Dataset entries
··········

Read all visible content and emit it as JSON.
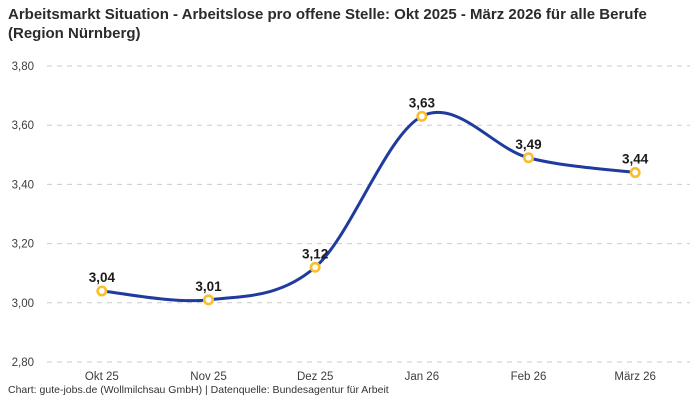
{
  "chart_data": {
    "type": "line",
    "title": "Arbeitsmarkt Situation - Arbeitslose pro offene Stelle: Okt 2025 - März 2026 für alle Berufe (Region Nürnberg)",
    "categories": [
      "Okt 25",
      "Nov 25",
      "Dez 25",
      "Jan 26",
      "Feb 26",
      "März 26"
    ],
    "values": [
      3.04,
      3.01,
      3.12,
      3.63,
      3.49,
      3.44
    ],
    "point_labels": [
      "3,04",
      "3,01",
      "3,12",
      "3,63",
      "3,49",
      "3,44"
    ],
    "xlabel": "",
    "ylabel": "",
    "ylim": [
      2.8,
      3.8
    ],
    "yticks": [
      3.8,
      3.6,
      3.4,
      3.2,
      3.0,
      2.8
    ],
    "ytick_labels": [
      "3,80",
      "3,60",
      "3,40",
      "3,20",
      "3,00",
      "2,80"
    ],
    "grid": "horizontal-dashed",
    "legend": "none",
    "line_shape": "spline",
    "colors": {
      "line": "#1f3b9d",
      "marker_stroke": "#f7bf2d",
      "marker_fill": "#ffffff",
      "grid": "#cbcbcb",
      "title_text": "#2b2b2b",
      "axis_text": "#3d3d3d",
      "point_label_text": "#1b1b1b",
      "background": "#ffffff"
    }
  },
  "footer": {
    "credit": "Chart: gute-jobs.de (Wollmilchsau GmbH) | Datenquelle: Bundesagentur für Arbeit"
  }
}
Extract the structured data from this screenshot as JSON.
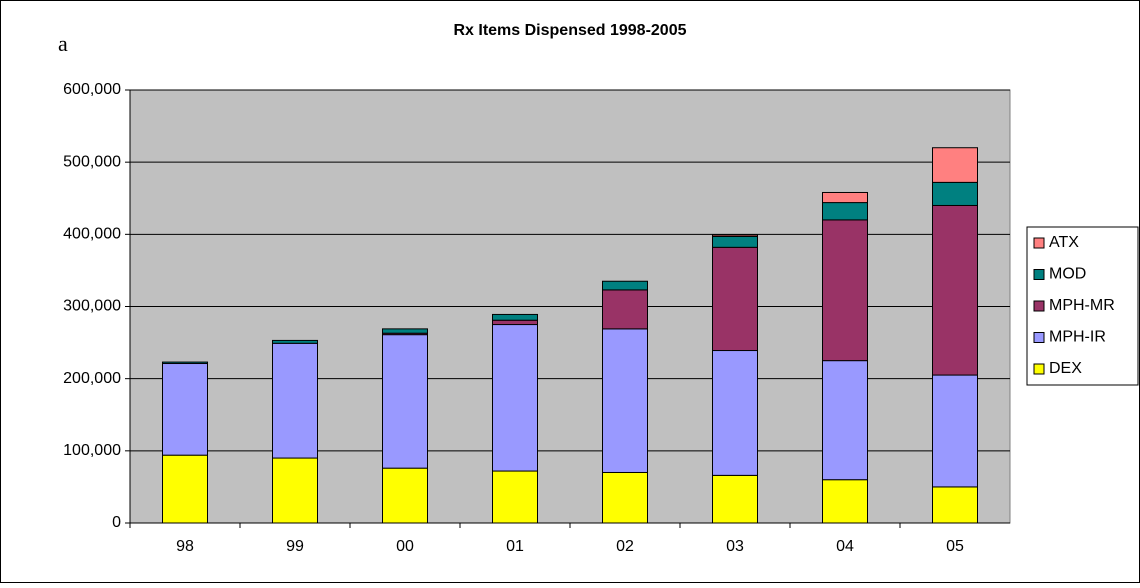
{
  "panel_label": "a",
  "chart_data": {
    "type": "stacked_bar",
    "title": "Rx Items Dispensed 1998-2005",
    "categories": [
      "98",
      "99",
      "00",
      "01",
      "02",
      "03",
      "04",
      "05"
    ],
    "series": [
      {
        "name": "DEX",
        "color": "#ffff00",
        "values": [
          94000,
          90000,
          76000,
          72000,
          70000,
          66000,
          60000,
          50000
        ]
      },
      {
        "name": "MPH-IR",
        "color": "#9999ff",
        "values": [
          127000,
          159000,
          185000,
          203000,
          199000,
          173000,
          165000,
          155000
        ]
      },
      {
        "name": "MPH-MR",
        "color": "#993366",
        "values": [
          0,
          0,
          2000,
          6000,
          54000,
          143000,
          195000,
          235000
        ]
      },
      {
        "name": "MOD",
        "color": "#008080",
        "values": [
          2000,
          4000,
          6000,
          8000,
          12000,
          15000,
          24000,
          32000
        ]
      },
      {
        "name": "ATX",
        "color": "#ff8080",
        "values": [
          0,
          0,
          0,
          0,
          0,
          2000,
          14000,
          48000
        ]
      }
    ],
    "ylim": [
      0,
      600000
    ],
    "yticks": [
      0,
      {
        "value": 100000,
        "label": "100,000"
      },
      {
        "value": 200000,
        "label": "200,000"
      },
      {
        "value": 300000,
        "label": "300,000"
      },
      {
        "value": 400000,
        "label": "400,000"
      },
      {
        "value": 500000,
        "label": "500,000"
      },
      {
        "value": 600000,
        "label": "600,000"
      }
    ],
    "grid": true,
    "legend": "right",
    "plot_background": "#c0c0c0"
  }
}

··········

EXERCISE OBJECTIVE -
All of the lines above should be retyped precisely, apart from the pictures.

RESPONSE TO THIS TASK -
Read all visible content and emit it as JSON.
{
  "chart_data": {
    "type": "line",
    "title": "Arbeitsmarkt Situation - Arbeitslose pro offene Stelle: Okt 2025 - März 2026 für alle Berufe (Region Nürnberg)",
    "categories": [
      "Okt 25",
      "Nov 25",
      "Dez 25",
      "Jan 26",
      "Feb 26",
      "März 26"
    ],
    "values": [
      3.04,
      3.01,
      3.12,
      3.63,
      3.49,
      3.44
    ],
    "point_labels": [
      "3,04",
      "3,01",
      "3,12",
      "3,63",
      "3,49",
      "3,44"
    ],
    "xlabel": "",
    "ylabel": "",
    "ylim": [
      2.8,
      3.8
    ],
    "yticks": [
      3.8,
      3.6,
      3.4,
      3.2,
      3.0,
      2.8
    ],
    "ytick_labels": [
      "3,80",
      "3,60",
      "3,40",
      "3,20",
      "3,00",
      "2,80"
    ],
    "grid": "horizontal-dashed",
    "legend": "none",
    "line_shape": "spline",
    "colors": {
      "line": "#1f3b9d",
      "marker_stroke": "#f7bf2d",
      "marker_fill": "#ffffff",
      "grid": "#cbcbcb",
      "title_text": "#2b2b2b",
      "axis_text": "#3d3d3d",
      "point_label_text": "#1b1b1b",
      "background": "#ffffff"
    }
  },
  "footer": {
    "credit": "Chart: gute-jobs.de (Wollmilchsau GmbH) | Datenquelle: Bundesagentur für Arbeit"
  }
}
Extract the structured data from this screenshot as JSON.
{
  "panel_label": "a",
  "chart_data": {
    "type": "stacked_bar",
    "title": "Rx Items Dispensed 1998-2005",
    "categories": [
      "98",
      "99",
      "00",
      "01",
      "02",
      "03",
      "04",
      "05"
    ],
    "series": [
      {
        "name": "DEX",
        "color": "#ffff00",
        "values": [
          94000,
          90000,
          76000,
          72000,
          70000,
          66000,
          60000,
          50000
        ]
      },
      {
        "name": "MPH-IR",
        "color": "#9999ff",
        "values": [
          127000,
          159000,
          185000,
          203000,
          199000,
          173000,
          165000,
          155000
        ]
      },
      {
        "name": "MPH-MR",
        "color": "#993366",
        "values": [
          0,
          0,
          2000,
          6000,
          54000,
          143000,
          195000,
          235000
        ]
      },
      {
        "name": "MOD",
        "color": "#008080",
        "values": [
          2000,
          4000,
          6000,
          8000,
          12000,
          15000,
          24000,
          32000
        ]
      },
      {
        "name": "ATX",
        "color": "#ff8080",
        "values": [
          0,
          0,
          0,
          0,
          0,
          2000,
          14000,
          48000
        ]
      }
    ],
    "ylim": [
      0,
      600000
    ],
    "yticks": [
      0,
      {
        "value": 100000,
        "label": "100,000"
      },
      {
        "value": 200000,
        "label": "200,000"
      },
      {
        "value": 300000,
        "label": "300,000"
      },
      {
        "value": 400000,
        "label": "400,000"
      },
      {
        "value": 500000,
        "label": "500,000"
      },
      {
        "value": 600000,
        "label": "600,000"
      }
    ],
    "grid": true,
    "legend": "right",
    "plot_background": "#c0c0c0"
  }
}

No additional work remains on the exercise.